Retype the lines of the listing from the line containing "logo-letter: C xyxy=(952,892,965,912)" through the line containing "slide-header: ☰ U.S Map xyxy=(656,19,755,47)", both included.

* [SUPPLIED RECORDS]
....
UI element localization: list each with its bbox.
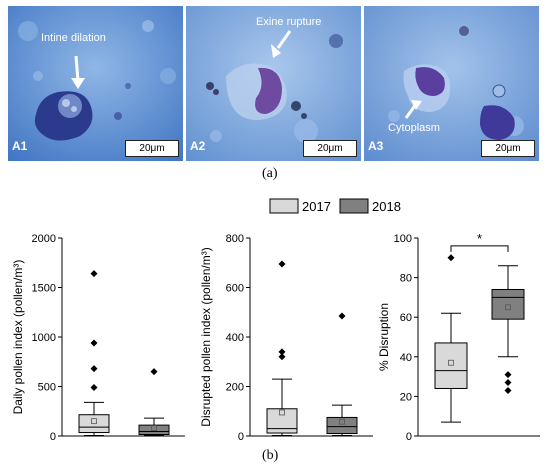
box-2017 (434, 342, 468, 389)
scale-bar-label: 20μm (317, 143, 343, 154)
micrograph-a2-image (186, 6, 361, 161)
mean-marker (91, 418, 97, 425)
outlier-point (338, 312, 346, 320)
scale-bar: 20μm (125, 140, 179, 157)
mean-marker (448, 359, 454, 366)
y-tick-label: 500 (38, 382, 56, 394)
significance-marker: * (477, 231, 482, 246)
mean-marker (505, 304, 511, 311)
significance-bracket (450, 245, 509, 252)
micrograph-a2: Exine rupture A2 20μm (186, 6, 361, 161)
micrograph-a2-annotation: Exine rupture (256, 16, 322, 28)
caption-b: (b) (262, 448, 279, 463)
y-tick-label: 0 (406, 431, 412, 443)
outlier-point (90, 339, 98, 347)
y-tick-label: 100 (394, 233, 412, 245)
y-tick-label: 2000 (32, 233, 56, 245)
y-axis-label: Daily pollen index (pollen/m³) (11, 260, 25, 415)
y-tick-label: 400 (226, 332, 244, 344)
y-tick-label: 200 (226, 382, 244, 394)
legend-label-2017: 2017 (302, 199, 331, 214)
box-2017 (266, 408, 298, 434)
caption-a: (a) (262, 166, 278, 181)
box-2018 (491, 288, 525, 320)
box-2018 (326, 416, 358, 435)
outlier-point (90, 383, 98, 391)
outlier-point (278, 348, 286, 356)
y-tick-label: 800 (226, 233, 244, 245)
arrow-icon (276, 30, 292, 49)
scale-bar-label: 20μm (139, 143, 165, 154)
micrograph-a3-image (364, 6, 539, 161)
micrograph-a2-label: A2 (190, 139, 206, 153)
micrograph-a3-label: A3 (368, 139, 384, 153)
outlier-point (504, 371, 512, 379)
micrograph-a1-label: A1 (12, 139, 28, 153)
micrograph-a1: Intine dilation A1 20μm (8, 6, 183, 161)
y-tick-label: 60 (400, 312, 412, 324)
micrograph-a3-annotation: Cytoplasm (388, 122, 440, 134)
scale-bar: 20μm (303, 140, 357, 157)
y-tick-label: 1000 (32, 332, 56, 344)
outlier-point (278, 260, 286, 268)
y-tick-label: 20 (400, 391, 412, 403)
y-tick-label: 80 (400, 273, 412, 285)
mean-marker (279, 409, 285, 416)
y-axis-label: Disrupted pollen index (pollen/m³) (199, 247, 213, 426)
outlier-point (504, 386, 512, 394)
outlier-point (504, 379, 512, 387)
mean-marker (339, 418, 345, 425)
micrograph-a3: Cytoplasm A3 20μm (364, 6, 539, 161)
micrograph-a1-image (8, 6, 183, 161)
y-tick-label: 0 (238, 431, 244, 443)
arrow-icon (74, 55, 80, 82)
legend-label-2018: 2018 (372, 199, 401, 214)
scale-bar: 20μm (481, 140, 535, 157)
y-tick-label: 600 (226, 283, 244, 295)
outlier-point (278, 353, 286, 361)
legend-swatch-2017 (269, 198, 299, 214)
outlier-point (90, 270, 98, 278)
outlier-point (150, 368, 158, 376)
box-2018 (138, 424, 170, 436)
y-tick-label: 1500 (32, 283, 56, 295)
legend: 2017 2018 (269, 198, 401, 214)
micrograph-a1-annotation: Intine dilation (41, 32, 106, 44)
outlier-point (90, 365, 98, 373)
outlier-point (447, 254, 455, 262)
y-tick-label: 40 (400, 352, 412, 364)
mean-marker (151, 425, 157, 431)
y-axis-label: % Disruption (377, 303, 391, 371)
legend-swatch-2018 (339, 198, 369, 214)
scale-bar-label: 20μm (495, 143, 521, 154)
y-tick-label: 0 (50, 431, 56, 443)
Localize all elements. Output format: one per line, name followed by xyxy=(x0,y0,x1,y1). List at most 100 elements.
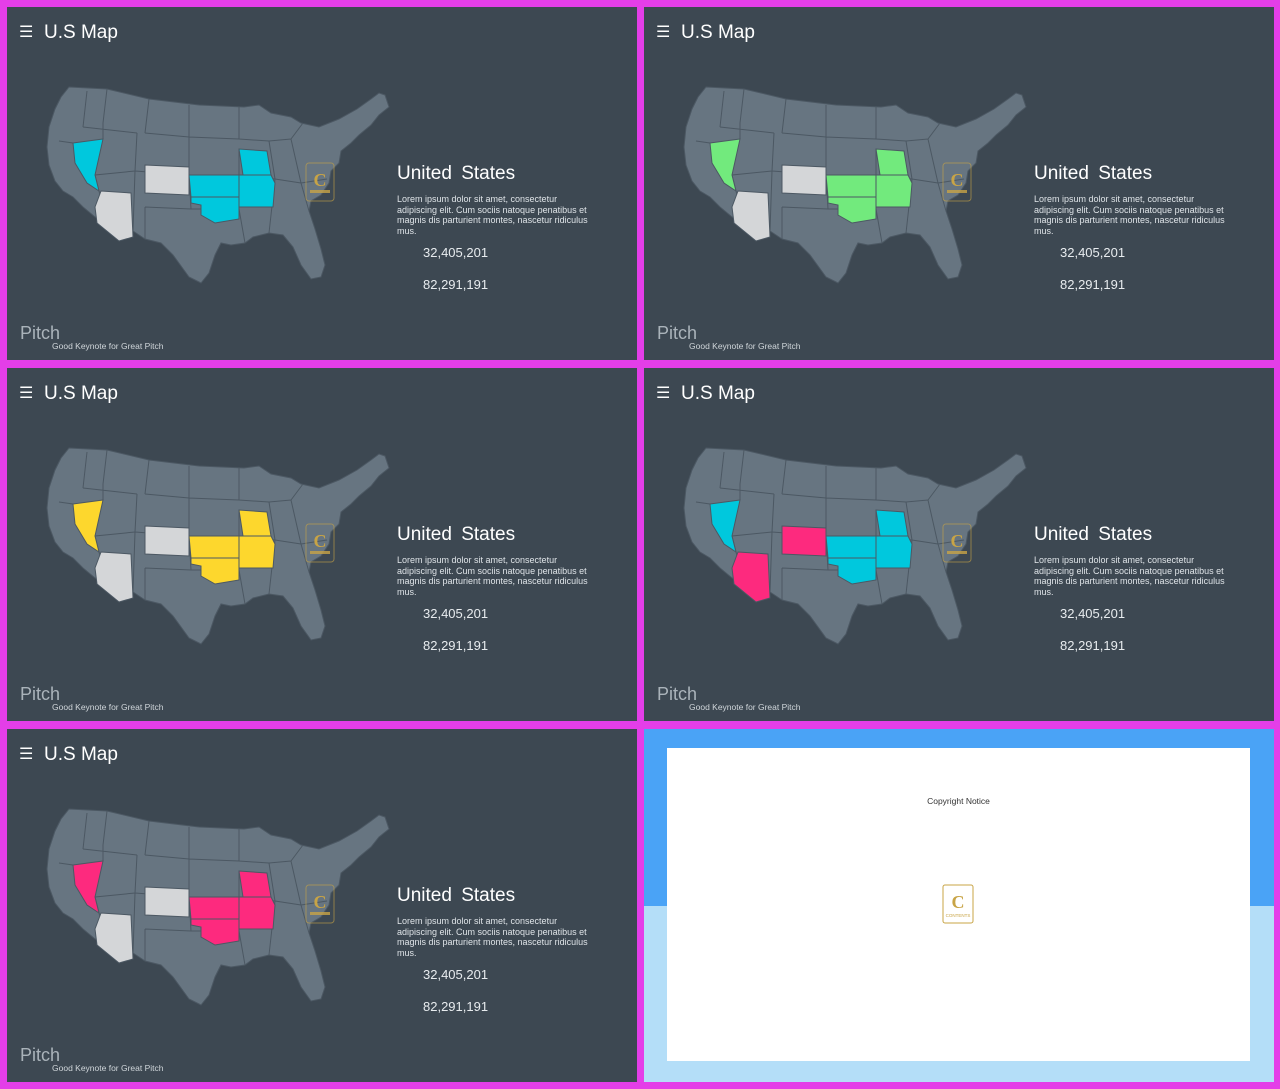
logo-letter: C xyxy=(952,892,965,912)
tagline-text: Good Keynote for Great Pitch xyxy=(689,341,801,351)
state-kansas[interactable] xyxy=(825,174,877,198)
state-iowa[interactable] xyxy=(238,509,272,537)
info-panel: United States Lorem ipsum dolor sit amet… xyxy=(1034,163,1234,292)
brand-logo: Pitch xyxy=(657,684,698,704)
slide-header: ☰ U.S Map xyxy=(656,19,755,47)
copyright-title: Copyright Notice xyxy=(927,796,990,806)
state-wyoming[interactable] xyxy=(781,164,827,196)
slide-title: U.S Map xyxy=(44,744,118,765)
state-oklahoma[interactable] xyxy=(190,557,240,585)
state-oklahoma[interactable] xyxy=(190,196,240,224)
slide-header: ☰ U.S Map xyxy=(19,741,118,769)
state-arizona[interactable] xyxy=(731,190,771,242)
stat-population: 32,405,201 xyxy=(423,606,489,621)
slide-header: ☰ U.S Map xyxy=(656,380,755,408)
stat-secondary: 82,291,191 xyxy=(423,277,489,292)
country-heading: United States xyxy=(397,524,516,545)
state-nevada[interactable] xyxy=(709,138,741,193)
us-map xyxy=(683,86,1027,284)
state-kansas[interactable] xyxy=(188,896,240,920)
slide-header: ☰ U.S Map xyxy=(19,380,118,408)
contents-logo-icon: C xyxy=(305,162,335,202)
copyright-paper: Copyright Notice C CONTENTS xyxy=(667,748,1250,1061)
state-nevada[interactable] xyxy=(709,499,741,554)
state-kansas[interactable] xyxy=(188,535,240,559)
us-map xyxy=(46,86,390,284)
contents-logo-icon: C xyxy=(942,523,972,563)
state-oklahoma[interactable] xyxy=(827,196,877,224)
menu-icon[interactable]: ☰ xyxy=(19,24,34,41)
state-missouri[interactable] xyxy=(238,174,276,208)
brand-logo: Pitch xyxy=(20,323,61,343)
us-map xyxy=(46,447,390,645)
country-heading: United States xyxy=(1034,163,1153,184)
state-kansas[interactable] xyxy=(188,174,240,198)
state-iowa[interactable] xyxy=(238,870,272,898)
tagline-text: Good Keynote for Great Pitch xyxy=(52,341,164,351)
stat-population: 32,405,201 xyxy=(423,245,489,260)
state-missouri[interactable] xyxy=(875,535,913,569)
contents-logo-icon: C xyxy=(305,884,335,924)
brand-logo: Pitch xyxy=(20,684,61,704)
description-text: Lorem ipsum dolor sit amet, consectetur … xyxy=(397,555,588,597)
state-arizona[interactable] xyxy=(94,551,134,603)
tagline-text: Good Keynote for Great Pitch xyxy=(52,1063,164,1073)
state-missouri[interactable] xyxy=(238,535,276,569)
state-nevada[interactable] xyxy=(72,860,104,915)
state-wyoming[interactable] xyxy=(144,164,190,196)
map-slide[interactable]: ☰ U.S Map C United States Lorem xyxy=(7,368,637,721)
state-nevada[interactable] xyxy=(72,499,104,554)
state-arizona[interactable] xyxy=(94,912,134,964)
state-iowa[interactable] xyxy=(875,509,909,537)
slide-title: U.S Map xyxy=(681,22,755,43)
stat-secondary: 82,291,191 xyxy=(423,999,489,1014)
state-wyoming[interactable] xyxy=(144,886,190,918)
map-slide[interactable]: ☰ U.S Map C United States Lorem xyxy=(7,7,637,360)
state-arizona[interactable] xyxy=(731,551,771,603)
state-wyoming[interactable] xyxy=(781,525,827,557)
tagline-text: Good Keynote for Great Pitch xyxy=(689,702,801,712)
stat-population: 32,405,201 xyxy=(423,967,489,982)
svg-text:C: C xyxy=(314,170,327,190)
map-slide[interactable]: ☰ U.S Map C United States Lorem xyxy=(7,729,637,1082)
state-wyoming[interactable] xyxy=(144,525,190,557)
state-iowa[interactable] xyxy=(238,148,272,176)
menu-icon[interactable]: ☰ xyxy=(656,385,671,402)
info-panel: United States Lorem ipsum dolor sit amet… xyxy=(1034,524,1234,653)
menu-icon[interactable]: ☰ xyxy=(19,385,34,402)
map-slide[interactable]: ☰ U.S Map C United States Lorem xyxy=(644,7,1274,360)
country-heading: United States xyxy=(1034,524,1153,545)
state-nevada[interactable] xyxy=(72,138,104,193)
state-arizona[interactable] xyxy=(94,190,134,242)
description-text: Lorem ipsum dolor sit amet, consectetur … xyxy=(1034,555,1225,597)
info-panel: United States Lorem ipsum dolor sit amet… xyxy=(397,524,597,653)
svg-text:C: C xyxy=(951,531,964,551)
slide-header: ☰ U.S Map xyxy=(19,19,118,47)
stat-secondary: 82,291,191 xyxy=(1060,277,1126,292)
slide-title: U.S Map xyxy=(44,383,118,404)
svg-text:C: C xyxy=(314,531,327,551)
contents-logo-icon: C xyxy=(305,523,335,563)
svg-text:C: C xyxy=(951,170,964,190)
map-slide[interactable]: ☰ U.S Map C United States Lorem xyxy=(644,368,1274,721)
brand-logo: Pitch xyxy=(657,323,698,343)
brand-logo: Pitch xyxy=(20,1045,61,1065)
state-missouri[interactable] xyxy=(238,896,276,930)
state-iowa[interactable] xyxy=(875,148,909,176)
stat-secondary: 82,291,191 xyxy=(1060,638,1126,653)
state-kansas[interactable] xyxy=(825,535,877,559)
menu-icon[interactable]: ☰ xyxy=(19,746,34,763)
state-oklahoma[interactable] xyxy=(190,918,240,946)
copyright-slide[interactable]: Copyright Notice C CONTENTS xyxy=(644,729,1274,1082)
state-missouri[interactable] xyxy=(875,174,913,208)
us-map xyxy=(46,808,390,1006)
contents-logo-icon: C CONTENTS xyxy=(942,884,974,924)
info-panel: United States Lorem ipsum dolor sit amet… xyxy=(397,885,597,1014)
slide-title: U.S Map xyxy=(44,22,118,43)
stat-population: 32,405,201 xyxy=(1060,606,1126,621)
us-map xyxy=(683,447,1027,645)
country-heading: United States xyxy=(397,885,516,906)
state-oklahoma[interactable] xyxy=(827,557,877,585)
logo-text: CONTENTS xyxy=(946,913,971,918)
menu-icon[interactable]: ☰ xyxy=(656,24,671,41)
....
* [FINISHED EXERCISE]
logo-letter: C xyxy=(952,892,965,912)
tagline-text: Good Keynote for Great Pitch xyxy=(689,341,801,351)
state-kansas[interactable] xyxy=(825,174,877,198)
state-iowa[interactable] xyxy=(238,509,272,537)
info-panel: United States Lorem ipsum dolor sit amet… xyxy=(1034,163,1234,292)
brand-logo: Pitch xyxy=(657,684,698,704)
slide-header: ☰ U.S Map xyxy=(656,19,755,47)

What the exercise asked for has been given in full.